**Task to complete:** Lines containing the word "Company" need to be counted. Please reply with how many there are, and nothing else.
====== The records ======
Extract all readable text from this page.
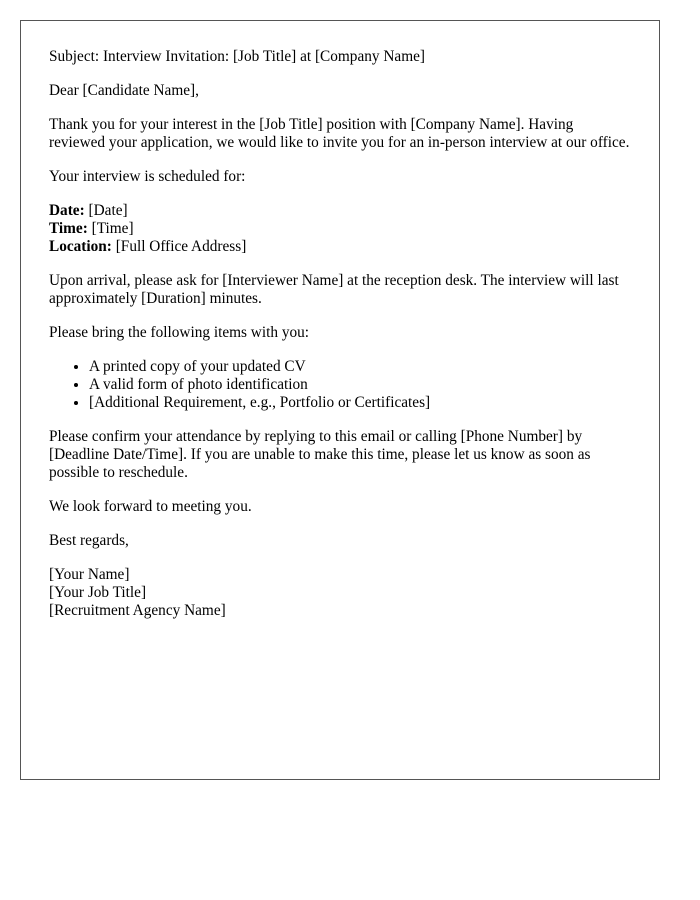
Subject: Interview Invitation: [Job Title] at [Company Name]

Dear [Candidate Name],

Thank you for your interest in the [Job Title] position with [Company Name]. Having reviewed your application, we would like to invite you for an in-person interview at our office.

Your interview is scheduled for:

Date: [Date]

Time: [Time]

Location: [Full Office Address]

Upon arrival, please ask for [Interviewer Name] at the reception desk. The interview will last approximately [Duration] minutes.

Please bring the following items with you:

• A printed copy of your updated CV
• A valid form of photo identification
• [Additional Requirement, e.g., Portfolio or Certificates]

Please confirm your attendance by replying to this email or calling [Phone Number] by [Deadline Date/Time]. If you are unable to make this time, please let us know as soon as possible to reschedule.

We look forward to meeting you.

Best regards,

[Your Name]

[Your Job Title]

[Recruitment Agency Name]
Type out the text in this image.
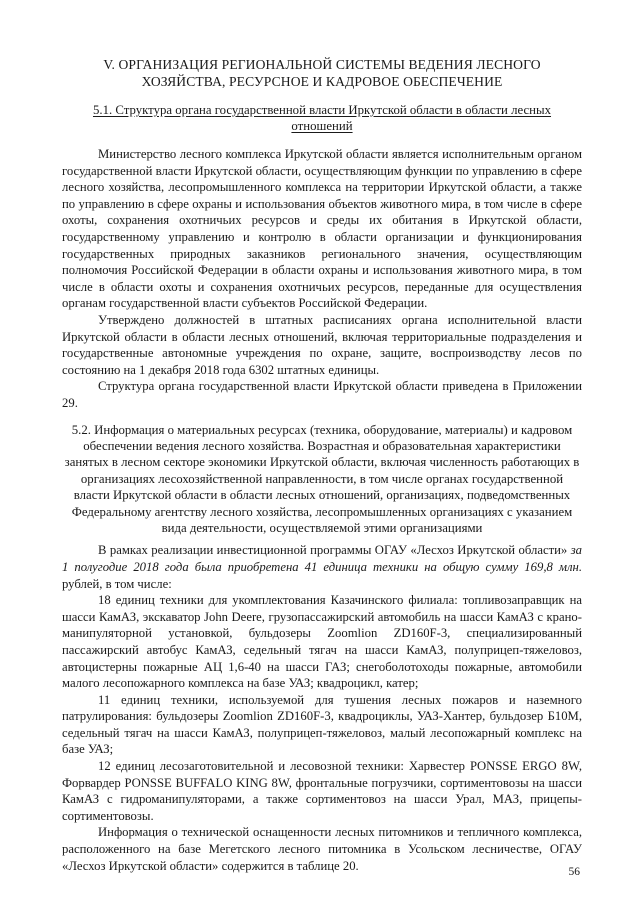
V. ОРГАНИЗАЦИЯ РЕГИОНАЛЬНОЙ СИСТЕМЫ ВЕДЕНИЯ ЛЕСНОГО ХОЗЯЙСТВА, РЕСУРСНОЕ И КАДРОВОЕ ОБЕСПЕЧЕНИЕ
5.1. Структура органа государственной власти Иркутской области в области лесных отношений

Министерство лесного комплекса Иркутской области является исполнительным органом государственной власти Иркутской области, осуществляющим функции по управлению в сфере лесного хозяйства, лесопромышленного комплекса на территории Иркутской области, а также по управлению в сфере охраны и использования объектов животного мира, в том числе в сфере охоты, сохранения охотничьих ресурсов и среды их обитания в Иркутской области, государственному управлению и контролю в области организации и функционирования государственных природных заказников регионального значения, осуществляющим полномочия Российской Федерации в области охраны и использования животного мира, в том числе в области охоты и сохранения охотничьих ресурсов, переданные для осуществления органам государственной власти субъектов Российской Федерации.

Утверждено должностей в штатных расписаниях органа исполнительной власти Иркутской области в области лесных отношений, включая территориальные подразделения и государственные автономные учреждения по охране, защите, воспроизводству лесов по состоянию на 1 декабря 2018 года 6302 штатных единицы.

Структура органа государственной власти Иркутской области приведена в Приложении 29.

5.2. Информация о материальных ресурсах (техника, оборудование, материалы) и кадровом обеспечении ведения лесного хозяйства. Возрастная и образовательная характеристики занятых в лесном секторе экономики Иркутской области, включая численность работающих в организациях лесохозяйственной направленности, в том числе органах государственной власти Иркутской области в области лесных отношений, организациях, подведомственных Федеральному агентству лесного хозяйства, лесопромышленных организациях с указанием вида деятельности, осуществляемой этими организациями

В рамках реализации инвестиционной программы ОГАУ «Лесхоз Иркутской области» за 1 полугодие 2018 года была приобретена 41 единица техники на общую сумму 169,8 млн. рублей, в том числе:

18 единиц техники для укомплектования Казачинского филиала: топливозаправщик на шасси КамАЗ, экскаватор John Deere, грузопассажирский автомобиль на шасси КамАЗ с крано-манипуляторной установкой, бульдозеры Zoomlion ZD160F-3, специализированный пассажирский автобус КамАЗ, седельный тягач на шасси КамАЗ, полуприцеп-тяжеловоз, автоцистерны пожарные АЦ 1,6-40 на шасси ГАЗ; снегоболотоходы пожарные, автомобили малого лесопожарного комплекса на базе УАЗ; квадроцикл, катер;

11 единиц техники, используемой для тушения лесных пожаров и наземного патрулирования: бульдозеры Zoomlion ZD160F-3, квадроциклы, УАЗ-Хантер, бульдозер Б10М, седельный тягач на шасси КамАЗ, полуприцеп-тяжеловоз, малый лесопожарный комплекс на базе УАЗ;

12 единиц лесозаготовительной и лесовозной техники: Харвестер PONSSE ERGO 8W, Форвардер PONSSE BUFFALO KING 8W, фронтальные погрузчики, сортиментовозы на шасси КамАЗ с гидроманипуляторами, а также сортиментовоз на шасси Урал, МАЗ, прицепы-сортиментовозы.

Информация о технической оснащенности лесных питомников и тепличного комплекса, расположенного на базе Мегетского лесного питомника в Усольском лесничестве, ОГАУ «Лесхоз Иркутской области» содержится в таблице 20.	56
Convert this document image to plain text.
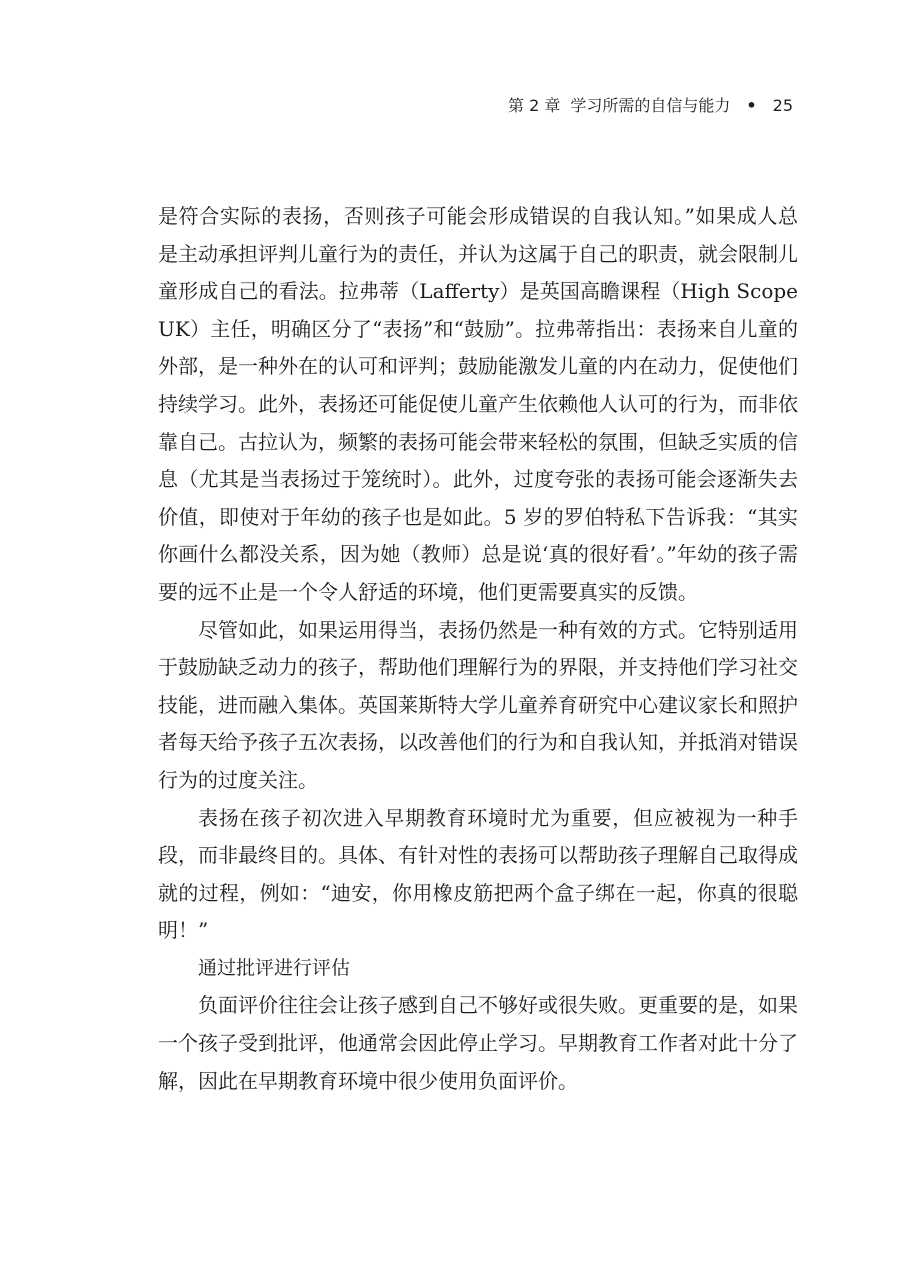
第 2 章 学习所需的自信与能力 • 25

是符合实际的表扬，否则孩子可能会形成错误的自我认知。”如果成人总是主动承担评判儿童行为的责任，并认为这属于自己的职责，就会限制儿童形成自己的看法。拉弗蒂（Lafferty）是英国高瞻课程（High Scope UK）主任，明确区分了“表扬”和“鼓励”。拉弗蒂指出：表扬来自儿童的外部，是一种外在的认可和评判；鼓励能激发儿童的内在动力，促使他们持续学习。此外，表扬还可能促使儿童产生依赖他人认可的行为，而非依靠自己。古拉认为，频繁的表扬可能会带来轻松的氛围，但缺乏实质的信息（尤其是当表扬过于笼统时）。此外，过度夸张的表扬可能会逐渐失去价值，即使对于年幼的孩子也是如此。5 岁的罗伯特私下告诉我：“其实你画什么都没关系，因为她（教师）总是说‘真的很好看’。”年幼的孩子需要的远不止是一个令人舒适的环境，他们更需要真实的反馈。

尽管如此，如果运用得当，表扬仍然是一种有效的方式。它特别适用于鼓励缺乏动力的孩子，帮助他们理解行为的界限，并支持他们学习社交技能，进而融入集体。英国莱斯特大学儿童养育研究中心建议家长和照护者每天给予孩子五次表扬，以改善他们的行为和自我认知，并抵消对错误行为的过度关注。

表扬在孩子初次进入早期教育环境时尤为重要，但应被视为一种手段，而非最终目的。具体、有针对性的表扬可以帮助孩子理解自己取得成就的过程，例如：“迪安，你用橡皮筋把两个盒子绑在一起，你真的很聪明！”

通过批评进行评估

负面评价往往会让孩子感到自己不够好或很失败。更重要的是，如果一个孩子受到批评，他通常会因此停止学习。早期教育工作者对此十分了解，因此在早期教育环境中很少使用负面评价。
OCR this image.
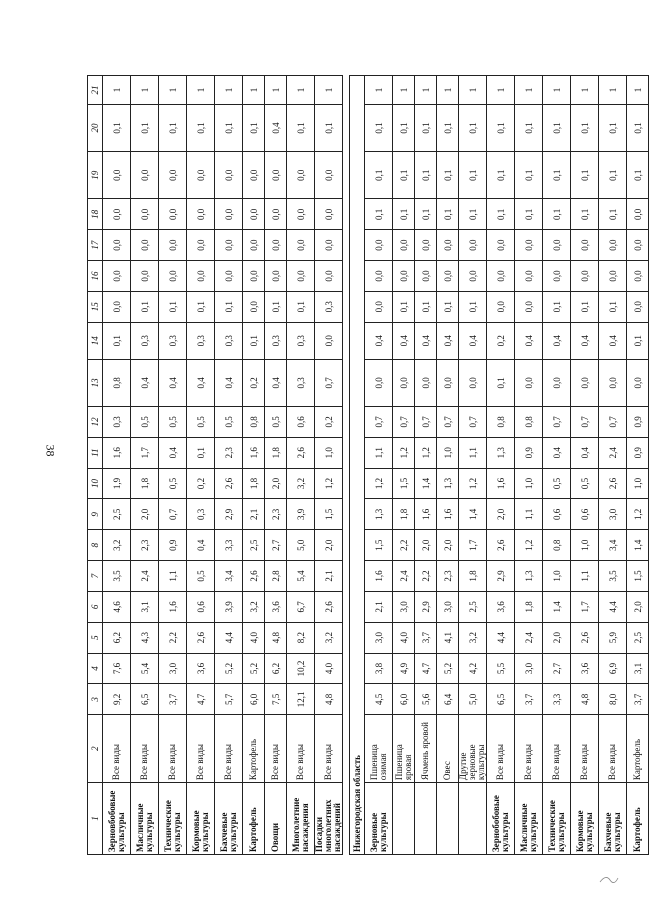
38
1	2	3	4	5	6	7	8	9	10	11	12	13	14	15	16	17	18	19	20	21
Зерновбобовые культуры	Все виды	9,2	7,6	6,2	4,6	3,5	3,2	2,5	1,9	1,6	0,3	0,8	0,1	0,0	0,0	0,0	0,0	0,0	0,1	1
Масличные культуры	Все виды	6,5	5,4	4,3	3,1	2,4	2,3	2,0	1,8	1,7	0,5	0,4	0,3	0,1	0,0	0,0	0,0	0,0	0,1	1
Технические культуры	Все виды	3,7	3,0	2,2	1,6	1,1	0,9	0,7	0,5	0,4	0,5	0,4	0,3	0,1	0,0	0,0	0,0	0,0	0,1	1
Кормовые культуры	Все виды	4,7	3,6	2,6	0,6	0,5	0,4	0,3	0,2	0,1	0,5	0,4	0,3	0,1	0,0	0,0	0,0	0,0	0,1	1
Бахчевые культуры	Все виды	5,7	5,2	4,4	3,9	3,4	3,3	2,9	2,6	2,3	0,5	0,4	0,3	0,1	0,0	0,0	0,0	0,0	0,1	1
Картофель	Картофель	6,0	5,2	4,0	3,2	2,6	2,5	2,1	1,8	1,6	0,8	0,2	0,1	0,0	0,0	0,0	0,0	0,0	0,1	1
Овощи	Все виды	7,5	6,2	4,8	3,6	2,8	2,7	2,3	2,0	1,8	0,5	0,4	0,3	0,1	0,0	0,0	0,0	0,0	0,4	1
Многолетние насаждения	Все виды	12,1	10,2	8,2	6,7	5,4	5,0	3,9	3,2	2,6	0,6	0,3	0,3	0,1	0,0	0,0	0,0	0,0	0,1	1
Посадки многолетних насаждений	Все виды	4,8	4,0	3,2	2,6	2,1	2,0	1,5	1,2	1,0	0,2	0,7	0,0	0,3	0,0	0,0	0,0	0,0	0,1	1

Нижегородская область																				
Зерновые культуры	Пшеница озимая	4,5	3,8	3,0	2,1	1,6	1,5	1,3	1,2	1,1	0,7	0,0	0,4	0,0	0,0	0,0	0,1	0,1	0,1	1
	Пшеница яровая	6,0	4,9	4,0	3,0	2,4	2,2	1,8	1,5	1,2	0,7	0,0	0,4	0,1	0,0	0,0	0,1	0,1	0,1	1
	Ячмень яровой	5,6	4,7	3,7	2,9	2,2	2,0	1,6	1,4	1,2	0,7	0,0	0,4	0,1	0,0	0,0	0,1	0,1	0,1	1
	Овес	6,4	5,2	4,1	3,0	2,3	2,0	1,6	1,3	1,0	0,7	0,0	0,4	0,1	0,0	0,0	0,1	0,1	0,1	1
	Другие зерновые культуры	5,0	4,2	3,2	2,5	1,8	1,7	1,4	1,2	1,1	0,7	0,0	0,4	0,1	0,0	0,0	0,1	0,1	0,1	1
Зернобобовые культуры	Все виды	6,5	5,5	4,4	3,6	2,9	2,6	2,0	1,6	1,3	0,8	0,1	0,2	0,0	0,0	0,0	0,1	0,1	0,1	1
Масличные культуры	Все виды	3,7	3,0	2,4	1,8	1,3	1,2	1,1	1,0	0,9	0,8	0,0	0,4	0,0	0,0	0,0	0,1	0,1	0,1	1
Технические культуры	Все виды	3,3	2,7	2,0	1,4	1,0	0,8	0,6	0,5	0,4	0,7	0,0	0,4	0,1	0,0	0,0	0,1	0,1	0,1	1
Кормовые культуры	Все виды	4,8	3,6	2,6	1,7	1,1	1,0	0,6	0,5	0,4	0,7	0,0	0,4	0,1	0,0	0,0	0,1	0,1	0,1	1
Бахчевые культуры	Все виды	8,0	6,9	5,9	4,4	3,5	3,4	3,0	2,6	2,4	0,7	0,0	0,4	0,1	0,0	0,0	0,1	0,1	0,1	1
Картофель	Картофель	3,7	3,1	2,5	2,0	1,5	1,4	1,2	1,0	0,9	0,9	0,0	0,1	0,0	0,0	0,0	0,0	0,1	0,1	1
======
**Final answer:** 2